**STATED PROBLEM**.
Reading the listing below, count the lines that contain the word "правительство" and give that count alone.

═════ EXCERPTED DATA ═════

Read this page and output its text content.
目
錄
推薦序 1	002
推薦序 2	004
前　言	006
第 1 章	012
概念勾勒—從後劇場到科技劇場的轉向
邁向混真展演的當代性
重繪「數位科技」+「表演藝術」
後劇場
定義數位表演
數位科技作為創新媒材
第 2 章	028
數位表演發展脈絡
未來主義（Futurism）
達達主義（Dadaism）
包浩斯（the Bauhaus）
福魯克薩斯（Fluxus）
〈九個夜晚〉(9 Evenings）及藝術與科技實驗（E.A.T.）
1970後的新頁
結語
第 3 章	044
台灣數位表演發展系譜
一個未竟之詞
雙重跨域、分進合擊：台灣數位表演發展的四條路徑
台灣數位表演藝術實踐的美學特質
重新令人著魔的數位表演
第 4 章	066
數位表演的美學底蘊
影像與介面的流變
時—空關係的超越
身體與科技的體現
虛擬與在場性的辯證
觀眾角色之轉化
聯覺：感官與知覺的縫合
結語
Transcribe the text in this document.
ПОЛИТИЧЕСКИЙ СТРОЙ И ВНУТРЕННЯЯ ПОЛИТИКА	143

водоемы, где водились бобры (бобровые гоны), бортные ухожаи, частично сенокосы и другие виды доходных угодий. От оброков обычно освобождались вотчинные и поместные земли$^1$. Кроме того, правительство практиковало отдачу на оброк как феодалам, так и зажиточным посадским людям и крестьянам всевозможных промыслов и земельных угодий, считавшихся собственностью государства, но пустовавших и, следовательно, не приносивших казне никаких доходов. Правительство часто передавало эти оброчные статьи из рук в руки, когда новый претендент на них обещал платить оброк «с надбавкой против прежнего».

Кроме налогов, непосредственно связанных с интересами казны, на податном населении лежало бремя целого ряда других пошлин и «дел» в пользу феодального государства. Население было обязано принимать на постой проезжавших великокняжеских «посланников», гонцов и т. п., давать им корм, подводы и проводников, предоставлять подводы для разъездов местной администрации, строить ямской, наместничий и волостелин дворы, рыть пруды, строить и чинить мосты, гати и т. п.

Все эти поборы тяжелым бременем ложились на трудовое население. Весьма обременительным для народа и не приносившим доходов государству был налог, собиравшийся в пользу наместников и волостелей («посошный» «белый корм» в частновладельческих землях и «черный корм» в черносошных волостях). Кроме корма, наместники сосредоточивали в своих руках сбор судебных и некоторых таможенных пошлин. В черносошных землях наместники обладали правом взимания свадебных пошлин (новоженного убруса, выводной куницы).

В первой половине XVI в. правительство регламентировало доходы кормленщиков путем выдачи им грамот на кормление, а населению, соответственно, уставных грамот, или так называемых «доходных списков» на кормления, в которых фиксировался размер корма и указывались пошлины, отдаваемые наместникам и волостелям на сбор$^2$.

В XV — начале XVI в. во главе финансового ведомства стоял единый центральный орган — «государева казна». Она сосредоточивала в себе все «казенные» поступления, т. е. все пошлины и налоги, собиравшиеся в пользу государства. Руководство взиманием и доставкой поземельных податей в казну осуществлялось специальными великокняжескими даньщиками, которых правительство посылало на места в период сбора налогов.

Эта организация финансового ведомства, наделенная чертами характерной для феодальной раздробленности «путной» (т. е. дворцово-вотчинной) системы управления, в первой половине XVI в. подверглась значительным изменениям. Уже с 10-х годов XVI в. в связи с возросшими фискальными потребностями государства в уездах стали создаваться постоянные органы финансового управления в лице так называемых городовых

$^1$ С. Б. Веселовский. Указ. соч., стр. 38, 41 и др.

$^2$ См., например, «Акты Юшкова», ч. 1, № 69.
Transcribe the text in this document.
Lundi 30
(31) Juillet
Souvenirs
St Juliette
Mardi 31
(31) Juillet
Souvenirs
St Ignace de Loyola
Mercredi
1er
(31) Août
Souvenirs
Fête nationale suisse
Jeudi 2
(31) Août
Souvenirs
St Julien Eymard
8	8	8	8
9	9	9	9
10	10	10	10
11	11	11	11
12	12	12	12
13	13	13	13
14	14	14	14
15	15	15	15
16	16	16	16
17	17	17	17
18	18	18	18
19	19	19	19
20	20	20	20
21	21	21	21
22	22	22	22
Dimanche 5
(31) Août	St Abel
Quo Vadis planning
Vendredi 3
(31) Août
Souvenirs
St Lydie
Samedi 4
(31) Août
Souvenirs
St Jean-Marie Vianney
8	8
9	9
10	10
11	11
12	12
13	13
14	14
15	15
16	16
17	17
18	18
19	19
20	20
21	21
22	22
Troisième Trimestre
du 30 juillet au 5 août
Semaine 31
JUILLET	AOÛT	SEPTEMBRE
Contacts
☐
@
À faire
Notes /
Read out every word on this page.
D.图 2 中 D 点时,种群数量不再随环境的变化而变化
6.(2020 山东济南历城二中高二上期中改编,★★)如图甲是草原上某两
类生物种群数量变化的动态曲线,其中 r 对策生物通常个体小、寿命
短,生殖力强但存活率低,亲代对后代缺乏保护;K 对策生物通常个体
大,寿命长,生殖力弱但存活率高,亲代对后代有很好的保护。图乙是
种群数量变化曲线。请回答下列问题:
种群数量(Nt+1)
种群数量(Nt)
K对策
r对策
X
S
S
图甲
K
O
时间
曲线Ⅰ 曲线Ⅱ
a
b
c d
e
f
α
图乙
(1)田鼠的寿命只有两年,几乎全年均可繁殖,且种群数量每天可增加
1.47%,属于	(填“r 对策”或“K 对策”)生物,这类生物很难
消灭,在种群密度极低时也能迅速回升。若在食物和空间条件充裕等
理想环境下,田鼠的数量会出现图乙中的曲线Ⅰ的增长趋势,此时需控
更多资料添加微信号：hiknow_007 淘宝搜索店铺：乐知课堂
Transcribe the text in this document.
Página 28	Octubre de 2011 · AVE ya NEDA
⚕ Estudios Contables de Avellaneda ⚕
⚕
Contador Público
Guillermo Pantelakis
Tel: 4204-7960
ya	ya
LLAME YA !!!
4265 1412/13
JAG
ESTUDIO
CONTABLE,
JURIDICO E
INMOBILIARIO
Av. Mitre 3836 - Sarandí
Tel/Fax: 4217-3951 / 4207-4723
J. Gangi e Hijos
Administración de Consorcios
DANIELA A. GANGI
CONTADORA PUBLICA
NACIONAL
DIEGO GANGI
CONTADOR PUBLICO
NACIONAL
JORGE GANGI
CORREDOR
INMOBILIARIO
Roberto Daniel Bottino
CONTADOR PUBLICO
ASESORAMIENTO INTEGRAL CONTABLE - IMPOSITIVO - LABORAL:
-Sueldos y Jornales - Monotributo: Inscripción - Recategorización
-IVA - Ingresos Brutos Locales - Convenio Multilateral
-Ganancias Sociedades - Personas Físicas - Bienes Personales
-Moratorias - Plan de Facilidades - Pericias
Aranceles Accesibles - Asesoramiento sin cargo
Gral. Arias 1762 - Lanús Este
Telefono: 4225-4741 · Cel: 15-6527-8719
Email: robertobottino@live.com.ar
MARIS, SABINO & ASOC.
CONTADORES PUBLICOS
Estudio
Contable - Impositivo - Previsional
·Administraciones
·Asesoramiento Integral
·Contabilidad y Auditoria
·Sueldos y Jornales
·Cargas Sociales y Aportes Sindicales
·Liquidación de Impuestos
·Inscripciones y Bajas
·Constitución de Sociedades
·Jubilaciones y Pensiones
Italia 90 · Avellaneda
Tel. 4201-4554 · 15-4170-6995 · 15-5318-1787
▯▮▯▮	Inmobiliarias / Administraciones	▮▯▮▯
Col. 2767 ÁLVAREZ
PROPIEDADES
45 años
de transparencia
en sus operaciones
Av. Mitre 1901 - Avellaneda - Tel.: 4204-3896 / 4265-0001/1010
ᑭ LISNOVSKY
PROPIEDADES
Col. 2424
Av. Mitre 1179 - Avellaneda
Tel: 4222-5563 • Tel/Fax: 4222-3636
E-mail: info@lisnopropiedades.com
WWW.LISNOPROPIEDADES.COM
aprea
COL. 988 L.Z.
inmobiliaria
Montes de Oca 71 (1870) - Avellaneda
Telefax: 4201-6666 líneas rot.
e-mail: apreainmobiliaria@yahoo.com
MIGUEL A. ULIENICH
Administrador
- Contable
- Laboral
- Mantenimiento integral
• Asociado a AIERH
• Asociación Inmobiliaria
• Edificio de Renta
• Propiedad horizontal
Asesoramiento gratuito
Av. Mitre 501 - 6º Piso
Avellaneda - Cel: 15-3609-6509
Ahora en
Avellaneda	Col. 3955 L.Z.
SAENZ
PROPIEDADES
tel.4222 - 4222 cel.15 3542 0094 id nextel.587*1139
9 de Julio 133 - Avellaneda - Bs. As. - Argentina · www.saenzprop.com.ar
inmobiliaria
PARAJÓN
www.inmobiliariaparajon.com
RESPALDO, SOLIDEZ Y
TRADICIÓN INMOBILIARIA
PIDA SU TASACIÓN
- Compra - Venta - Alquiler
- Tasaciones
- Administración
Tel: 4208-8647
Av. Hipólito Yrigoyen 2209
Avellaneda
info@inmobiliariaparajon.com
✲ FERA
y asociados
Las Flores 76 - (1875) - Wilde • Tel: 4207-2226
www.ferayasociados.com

═════

**EXERCISE OUTPUT**.
3